### GIVEN EXERCISE:
In the records below, tally every line containing "structure". Report only the total.

------------------------

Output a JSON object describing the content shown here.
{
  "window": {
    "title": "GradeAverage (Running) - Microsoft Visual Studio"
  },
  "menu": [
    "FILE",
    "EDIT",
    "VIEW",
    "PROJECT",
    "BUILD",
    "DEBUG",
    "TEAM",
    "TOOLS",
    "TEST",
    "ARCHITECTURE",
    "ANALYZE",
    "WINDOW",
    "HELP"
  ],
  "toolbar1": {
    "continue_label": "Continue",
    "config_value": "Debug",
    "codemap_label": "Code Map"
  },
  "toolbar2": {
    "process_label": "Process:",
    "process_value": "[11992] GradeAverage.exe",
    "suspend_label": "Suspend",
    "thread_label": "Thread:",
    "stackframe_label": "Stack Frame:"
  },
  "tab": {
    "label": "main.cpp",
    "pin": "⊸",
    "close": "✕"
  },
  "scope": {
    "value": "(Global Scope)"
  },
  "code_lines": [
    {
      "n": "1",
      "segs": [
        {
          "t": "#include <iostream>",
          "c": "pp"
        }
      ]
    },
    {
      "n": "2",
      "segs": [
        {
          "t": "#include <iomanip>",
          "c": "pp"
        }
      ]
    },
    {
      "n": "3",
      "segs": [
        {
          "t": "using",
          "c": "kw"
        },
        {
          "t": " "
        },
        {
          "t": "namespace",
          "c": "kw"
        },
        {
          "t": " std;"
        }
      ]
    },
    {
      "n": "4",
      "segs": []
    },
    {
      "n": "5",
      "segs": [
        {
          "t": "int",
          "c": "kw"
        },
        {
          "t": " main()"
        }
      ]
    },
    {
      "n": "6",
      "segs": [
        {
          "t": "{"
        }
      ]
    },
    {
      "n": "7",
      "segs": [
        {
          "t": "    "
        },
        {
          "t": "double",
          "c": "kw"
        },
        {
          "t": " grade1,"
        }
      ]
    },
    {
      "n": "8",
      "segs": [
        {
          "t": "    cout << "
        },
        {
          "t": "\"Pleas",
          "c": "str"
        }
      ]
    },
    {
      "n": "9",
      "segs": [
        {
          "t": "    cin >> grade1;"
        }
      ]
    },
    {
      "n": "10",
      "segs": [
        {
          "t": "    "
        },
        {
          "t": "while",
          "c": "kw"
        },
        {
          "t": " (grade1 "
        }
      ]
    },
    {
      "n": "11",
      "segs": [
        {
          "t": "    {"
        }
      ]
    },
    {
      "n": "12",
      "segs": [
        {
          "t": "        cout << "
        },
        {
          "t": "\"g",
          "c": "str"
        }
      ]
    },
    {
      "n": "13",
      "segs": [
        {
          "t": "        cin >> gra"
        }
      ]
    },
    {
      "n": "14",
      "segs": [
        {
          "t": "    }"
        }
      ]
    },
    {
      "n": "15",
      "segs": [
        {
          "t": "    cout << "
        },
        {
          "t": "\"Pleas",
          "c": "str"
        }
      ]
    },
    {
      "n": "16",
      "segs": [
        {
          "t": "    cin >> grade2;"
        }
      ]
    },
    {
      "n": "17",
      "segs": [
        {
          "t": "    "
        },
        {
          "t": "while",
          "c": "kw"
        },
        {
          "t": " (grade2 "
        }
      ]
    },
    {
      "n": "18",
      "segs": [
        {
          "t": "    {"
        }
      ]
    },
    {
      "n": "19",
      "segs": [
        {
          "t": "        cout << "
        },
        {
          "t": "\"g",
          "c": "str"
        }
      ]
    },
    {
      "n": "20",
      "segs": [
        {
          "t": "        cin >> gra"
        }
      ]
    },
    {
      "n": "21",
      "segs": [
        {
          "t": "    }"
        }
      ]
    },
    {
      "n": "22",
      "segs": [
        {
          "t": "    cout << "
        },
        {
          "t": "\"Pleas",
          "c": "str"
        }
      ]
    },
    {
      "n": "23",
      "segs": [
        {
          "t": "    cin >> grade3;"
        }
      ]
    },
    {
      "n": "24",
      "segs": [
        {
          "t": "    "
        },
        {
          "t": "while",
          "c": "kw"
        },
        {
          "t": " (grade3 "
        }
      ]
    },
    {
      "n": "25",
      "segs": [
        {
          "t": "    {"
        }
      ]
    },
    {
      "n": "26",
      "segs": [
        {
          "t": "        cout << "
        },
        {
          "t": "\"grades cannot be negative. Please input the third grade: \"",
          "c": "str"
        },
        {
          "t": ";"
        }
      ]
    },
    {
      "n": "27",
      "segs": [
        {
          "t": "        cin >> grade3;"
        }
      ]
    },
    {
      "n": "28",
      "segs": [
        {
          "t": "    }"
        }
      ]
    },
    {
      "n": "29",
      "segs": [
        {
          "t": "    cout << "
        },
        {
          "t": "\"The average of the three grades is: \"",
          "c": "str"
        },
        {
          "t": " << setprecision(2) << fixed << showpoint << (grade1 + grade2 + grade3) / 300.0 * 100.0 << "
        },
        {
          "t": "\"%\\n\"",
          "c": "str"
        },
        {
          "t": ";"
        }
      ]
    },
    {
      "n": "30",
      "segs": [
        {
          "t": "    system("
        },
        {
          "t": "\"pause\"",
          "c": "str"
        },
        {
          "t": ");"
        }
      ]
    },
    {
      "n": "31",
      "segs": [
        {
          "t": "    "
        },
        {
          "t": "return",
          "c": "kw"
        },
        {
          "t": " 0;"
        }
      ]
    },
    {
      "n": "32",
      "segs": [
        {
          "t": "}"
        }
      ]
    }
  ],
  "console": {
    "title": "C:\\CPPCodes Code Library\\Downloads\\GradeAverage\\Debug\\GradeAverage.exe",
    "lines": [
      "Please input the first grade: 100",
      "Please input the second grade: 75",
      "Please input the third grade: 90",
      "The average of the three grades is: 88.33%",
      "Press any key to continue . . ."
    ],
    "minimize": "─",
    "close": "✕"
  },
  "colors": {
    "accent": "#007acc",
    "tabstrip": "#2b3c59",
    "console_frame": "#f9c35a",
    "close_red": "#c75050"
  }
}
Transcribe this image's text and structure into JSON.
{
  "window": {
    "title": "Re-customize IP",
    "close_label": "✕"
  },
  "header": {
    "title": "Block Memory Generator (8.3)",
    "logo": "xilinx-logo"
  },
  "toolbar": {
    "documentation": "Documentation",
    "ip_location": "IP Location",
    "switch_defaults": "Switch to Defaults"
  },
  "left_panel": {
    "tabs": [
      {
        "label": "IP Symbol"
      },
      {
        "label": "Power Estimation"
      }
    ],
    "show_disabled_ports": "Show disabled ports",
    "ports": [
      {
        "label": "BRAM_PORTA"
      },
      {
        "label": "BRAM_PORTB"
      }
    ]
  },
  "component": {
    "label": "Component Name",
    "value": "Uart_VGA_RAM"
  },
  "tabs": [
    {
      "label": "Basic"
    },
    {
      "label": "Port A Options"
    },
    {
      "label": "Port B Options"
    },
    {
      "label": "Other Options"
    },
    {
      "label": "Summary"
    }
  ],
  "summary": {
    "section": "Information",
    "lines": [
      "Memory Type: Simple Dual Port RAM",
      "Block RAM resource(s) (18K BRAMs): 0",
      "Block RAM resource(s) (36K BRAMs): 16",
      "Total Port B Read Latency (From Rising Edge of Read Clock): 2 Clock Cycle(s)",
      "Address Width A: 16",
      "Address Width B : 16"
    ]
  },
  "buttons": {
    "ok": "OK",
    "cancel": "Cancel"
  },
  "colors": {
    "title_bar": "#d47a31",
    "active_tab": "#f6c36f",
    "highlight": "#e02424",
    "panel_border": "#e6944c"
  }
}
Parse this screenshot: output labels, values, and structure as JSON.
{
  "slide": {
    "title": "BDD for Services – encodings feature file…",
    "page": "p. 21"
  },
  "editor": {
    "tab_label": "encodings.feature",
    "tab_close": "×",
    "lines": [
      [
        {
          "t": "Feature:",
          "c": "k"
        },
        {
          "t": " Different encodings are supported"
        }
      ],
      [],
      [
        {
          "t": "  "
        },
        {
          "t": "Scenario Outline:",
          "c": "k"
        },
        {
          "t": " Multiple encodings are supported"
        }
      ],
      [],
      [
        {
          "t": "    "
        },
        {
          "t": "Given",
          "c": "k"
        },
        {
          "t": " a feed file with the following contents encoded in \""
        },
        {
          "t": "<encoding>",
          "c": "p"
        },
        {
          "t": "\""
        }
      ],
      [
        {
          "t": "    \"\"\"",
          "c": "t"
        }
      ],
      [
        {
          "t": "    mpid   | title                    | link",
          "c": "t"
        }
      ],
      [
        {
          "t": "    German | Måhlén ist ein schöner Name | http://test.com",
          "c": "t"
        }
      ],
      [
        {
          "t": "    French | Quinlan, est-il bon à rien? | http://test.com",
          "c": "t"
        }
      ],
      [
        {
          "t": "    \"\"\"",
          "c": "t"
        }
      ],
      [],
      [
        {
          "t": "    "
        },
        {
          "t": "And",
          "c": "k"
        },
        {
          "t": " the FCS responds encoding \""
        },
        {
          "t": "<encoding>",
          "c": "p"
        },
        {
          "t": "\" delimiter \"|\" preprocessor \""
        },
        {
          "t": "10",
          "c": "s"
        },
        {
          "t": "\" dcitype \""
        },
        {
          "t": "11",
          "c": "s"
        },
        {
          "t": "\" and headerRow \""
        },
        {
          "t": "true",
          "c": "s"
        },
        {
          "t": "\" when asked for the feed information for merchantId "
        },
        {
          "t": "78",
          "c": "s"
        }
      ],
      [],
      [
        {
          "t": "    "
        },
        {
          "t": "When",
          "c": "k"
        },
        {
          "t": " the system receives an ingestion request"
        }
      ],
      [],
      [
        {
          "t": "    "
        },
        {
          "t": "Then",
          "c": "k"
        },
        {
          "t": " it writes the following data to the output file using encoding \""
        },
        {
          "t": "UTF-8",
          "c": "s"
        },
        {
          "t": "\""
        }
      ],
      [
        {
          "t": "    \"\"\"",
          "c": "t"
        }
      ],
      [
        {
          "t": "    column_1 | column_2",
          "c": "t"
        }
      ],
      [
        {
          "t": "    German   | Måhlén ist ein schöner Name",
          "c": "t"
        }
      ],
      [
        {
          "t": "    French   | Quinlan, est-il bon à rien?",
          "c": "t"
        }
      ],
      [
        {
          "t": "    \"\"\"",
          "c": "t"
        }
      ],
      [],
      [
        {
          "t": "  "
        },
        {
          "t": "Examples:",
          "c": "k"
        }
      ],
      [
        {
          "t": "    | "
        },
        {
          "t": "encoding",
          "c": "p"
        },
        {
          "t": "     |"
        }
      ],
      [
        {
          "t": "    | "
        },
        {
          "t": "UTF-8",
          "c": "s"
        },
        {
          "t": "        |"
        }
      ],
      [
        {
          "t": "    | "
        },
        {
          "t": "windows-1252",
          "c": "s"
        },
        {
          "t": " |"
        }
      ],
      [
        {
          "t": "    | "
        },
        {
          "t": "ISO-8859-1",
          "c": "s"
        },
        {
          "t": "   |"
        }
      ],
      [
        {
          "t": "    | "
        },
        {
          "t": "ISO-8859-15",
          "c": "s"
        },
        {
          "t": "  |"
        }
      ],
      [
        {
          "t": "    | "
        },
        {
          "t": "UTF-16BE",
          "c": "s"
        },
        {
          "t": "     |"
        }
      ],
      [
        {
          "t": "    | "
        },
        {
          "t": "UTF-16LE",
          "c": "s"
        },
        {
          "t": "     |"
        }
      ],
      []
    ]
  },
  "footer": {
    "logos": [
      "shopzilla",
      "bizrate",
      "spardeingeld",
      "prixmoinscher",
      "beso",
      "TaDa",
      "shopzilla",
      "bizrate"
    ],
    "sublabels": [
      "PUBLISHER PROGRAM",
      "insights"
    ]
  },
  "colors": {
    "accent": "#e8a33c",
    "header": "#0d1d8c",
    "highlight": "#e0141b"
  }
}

------------------------

### TASK ANSWER:
2